## start Available data
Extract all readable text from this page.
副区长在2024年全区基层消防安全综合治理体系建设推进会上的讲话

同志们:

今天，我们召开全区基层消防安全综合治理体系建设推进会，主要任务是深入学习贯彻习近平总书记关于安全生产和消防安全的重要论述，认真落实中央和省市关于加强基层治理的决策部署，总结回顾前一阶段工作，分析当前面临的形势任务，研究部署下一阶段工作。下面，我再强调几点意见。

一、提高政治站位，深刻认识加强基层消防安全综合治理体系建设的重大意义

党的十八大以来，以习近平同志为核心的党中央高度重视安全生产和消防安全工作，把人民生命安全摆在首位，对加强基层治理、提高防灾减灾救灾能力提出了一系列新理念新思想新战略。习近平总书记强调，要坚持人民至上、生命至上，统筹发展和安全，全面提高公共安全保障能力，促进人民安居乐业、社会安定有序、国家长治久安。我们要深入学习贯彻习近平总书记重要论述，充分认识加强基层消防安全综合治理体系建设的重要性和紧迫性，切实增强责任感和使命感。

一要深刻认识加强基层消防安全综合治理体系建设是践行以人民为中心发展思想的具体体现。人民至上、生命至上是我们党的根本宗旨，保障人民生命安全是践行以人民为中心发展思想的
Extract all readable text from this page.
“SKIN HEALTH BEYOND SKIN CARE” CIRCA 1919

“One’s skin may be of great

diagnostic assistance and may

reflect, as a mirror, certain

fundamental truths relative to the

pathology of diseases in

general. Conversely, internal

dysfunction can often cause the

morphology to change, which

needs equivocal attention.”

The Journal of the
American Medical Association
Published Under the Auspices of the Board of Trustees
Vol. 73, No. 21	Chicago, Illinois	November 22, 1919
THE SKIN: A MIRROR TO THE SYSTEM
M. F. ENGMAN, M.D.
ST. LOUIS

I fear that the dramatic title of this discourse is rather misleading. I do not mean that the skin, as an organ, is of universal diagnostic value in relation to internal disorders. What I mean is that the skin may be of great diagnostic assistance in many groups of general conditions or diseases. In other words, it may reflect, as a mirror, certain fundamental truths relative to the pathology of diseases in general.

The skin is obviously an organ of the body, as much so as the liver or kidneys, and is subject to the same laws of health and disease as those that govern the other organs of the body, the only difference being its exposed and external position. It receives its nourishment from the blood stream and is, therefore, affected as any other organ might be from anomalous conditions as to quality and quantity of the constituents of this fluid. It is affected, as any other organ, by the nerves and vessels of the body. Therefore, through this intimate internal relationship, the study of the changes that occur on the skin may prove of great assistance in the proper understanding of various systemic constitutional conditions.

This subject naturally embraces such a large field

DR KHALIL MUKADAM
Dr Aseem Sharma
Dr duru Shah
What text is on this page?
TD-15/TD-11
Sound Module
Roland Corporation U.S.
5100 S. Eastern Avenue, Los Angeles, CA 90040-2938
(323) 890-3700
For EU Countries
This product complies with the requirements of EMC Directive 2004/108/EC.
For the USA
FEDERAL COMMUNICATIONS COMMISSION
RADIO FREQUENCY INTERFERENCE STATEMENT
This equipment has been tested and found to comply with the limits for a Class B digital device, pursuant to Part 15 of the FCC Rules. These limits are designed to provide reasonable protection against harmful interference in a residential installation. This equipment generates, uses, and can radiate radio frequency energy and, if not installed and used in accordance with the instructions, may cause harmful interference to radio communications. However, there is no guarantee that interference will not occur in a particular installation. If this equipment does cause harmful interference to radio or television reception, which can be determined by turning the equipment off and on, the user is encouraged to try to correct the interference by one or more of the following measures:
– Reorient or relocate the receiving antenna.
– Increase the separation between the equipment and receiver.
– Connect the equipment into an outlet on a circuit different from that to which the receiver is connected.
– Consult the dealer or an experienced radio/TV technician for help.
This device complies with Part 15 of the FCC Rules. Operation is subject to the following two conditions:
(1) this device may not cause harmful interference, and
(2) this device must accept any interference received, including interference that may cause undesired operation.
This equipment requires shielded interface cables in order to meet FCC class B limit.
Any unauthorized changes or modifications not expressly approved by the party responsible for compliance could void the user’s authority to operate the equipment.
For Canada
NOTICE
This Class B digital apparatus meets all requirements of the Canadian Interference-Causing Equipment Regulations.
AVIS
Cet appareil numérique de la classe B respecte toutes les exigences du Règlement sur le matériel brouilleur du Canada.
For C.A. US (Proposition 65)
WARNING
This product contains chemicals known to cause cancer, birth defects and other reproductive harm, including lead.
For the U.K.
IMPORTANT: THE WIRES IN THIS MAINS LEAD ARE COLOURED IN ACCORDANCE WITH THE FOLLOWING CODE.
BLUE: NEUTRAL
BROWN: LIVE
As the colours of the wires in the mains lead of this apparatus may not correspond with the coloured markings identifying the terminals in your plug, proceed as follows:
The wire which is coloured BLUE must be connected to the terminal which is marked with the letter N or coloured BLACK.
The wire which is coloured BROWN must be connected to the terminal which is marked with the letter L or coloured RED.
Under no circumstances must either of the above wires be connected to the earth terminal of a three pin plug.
## end Available data
| What the task requires |
Identify every line holding the word "harmful" and copy it out.

| Solution to this task |
This equipment has been tested and found to comply with the limits for a Class B digital device, pursuant to Part 15 of the FCC Rules. These limits are designed to provide reasonable protection against harmful interference in a residential installation. This equipment generates, uses, and can radiate radio frequency energy and, if not installed and used in accordance with the instructions, may cause harmful interference to radio communications. However, there is no guarantee that interference will not occur in a particular installation. If this equipment does cause harmful interference to radio or television reception, which can be determined by turning the equipment off and on, the user is encouraged to try to correct the interference by one or more of the following measures:
(1) this device may not cause harmful interference, and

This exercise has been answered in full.